● Directions for this task:
Write the material out again in full, word for word. Do not include the pictures.

● Supplied material:
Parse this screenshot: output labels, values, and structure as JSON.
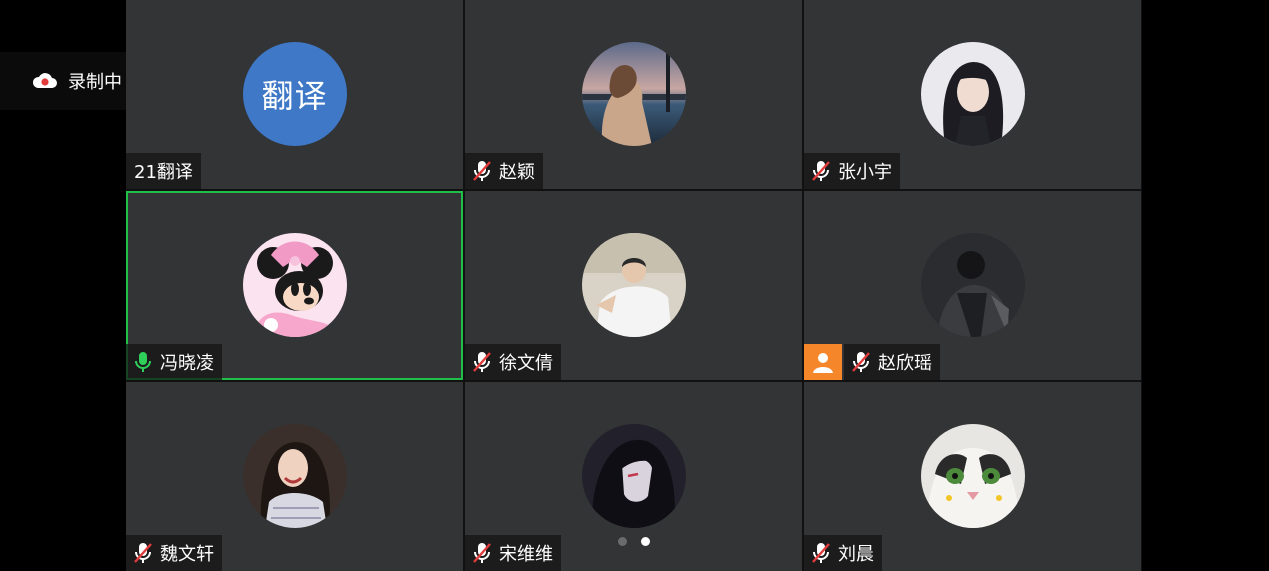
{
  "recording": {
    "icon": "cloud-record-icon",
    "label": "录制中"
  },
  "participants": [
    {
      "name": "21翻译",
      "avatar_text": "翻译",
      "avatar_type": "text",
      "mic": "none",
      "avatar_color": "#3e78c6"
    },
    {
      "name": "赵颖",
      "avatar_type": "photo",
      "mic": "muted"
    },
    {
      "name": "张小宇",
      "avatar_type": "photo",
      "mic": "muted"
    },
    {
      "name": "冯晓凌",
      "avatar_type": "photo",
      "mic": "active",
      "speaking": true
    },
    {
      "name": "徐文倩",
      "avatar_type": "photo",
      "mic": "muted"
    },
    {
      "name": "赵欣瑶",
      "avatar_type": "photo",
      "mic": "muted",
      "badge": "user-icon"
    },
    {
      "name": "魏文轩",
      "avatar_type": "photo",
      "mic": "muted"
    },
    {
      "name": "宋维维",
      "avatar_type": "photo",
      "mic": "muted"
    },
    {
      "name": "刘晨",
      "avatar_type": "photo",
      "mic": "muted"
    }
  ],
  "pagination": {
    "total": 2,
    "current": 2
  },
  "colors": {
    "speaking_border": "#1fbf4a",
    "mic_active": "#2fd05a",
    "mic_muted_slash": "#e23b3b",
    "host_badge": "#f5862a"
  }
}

● Response to this exercise:
Parse this screenshot: output labels, values, and structure as JSON.
{
  "recording": {
    "icon": "cloud-record-icon",
    "label": "录制中"
  },
  "participants": [
    {
      "name": "21翻译",
      "avatar_text": "翻译",
      "avatar_type": "text",
      "mic": "none",
      "avatar_color": "#3e78c6"
    },
    {
      "name": "赵颖",
      "avatar_type": "photo",
      "mic": "muted"
    },
    {
      "name": "张小宇",
      "avatar_type": "photo",
      "mic": "muted"
    },
    {
      "name": "冯晓凌",
      "avatar_type": "photo",
      "mic": "active",
      "speaking": true
    },
    {
      "name": "徐文倩",
      "avatar_type": "photo",
      "mic": "muted"
    },
    {
      "name": "赵欣瑶",
      "avatar_type": "photo",
      "mic": "muted",
      "badge": "user-icon"
    },
    {
      "name": "魏文轩",
      "avatar_type": "photo",
      "mic": "muted"
    },
    {
      "name": "宋维维",
      "avatar_type": "photo",
      "mic": "muted"
    },
    {
      "name": "刘晨",
      "avatar_type": "photo",
      "mic": "muted"
    }
  ],
  "pagination": {
    "total": 2,
    "current": 2
  },
  "colors": {
    "speaking_border": "#1fbf4a",
    "mic_active": "#2fd05a",
    "mic_muted_slash": "#e23b3b",
    "host_badge": "#f5862a"
  }
}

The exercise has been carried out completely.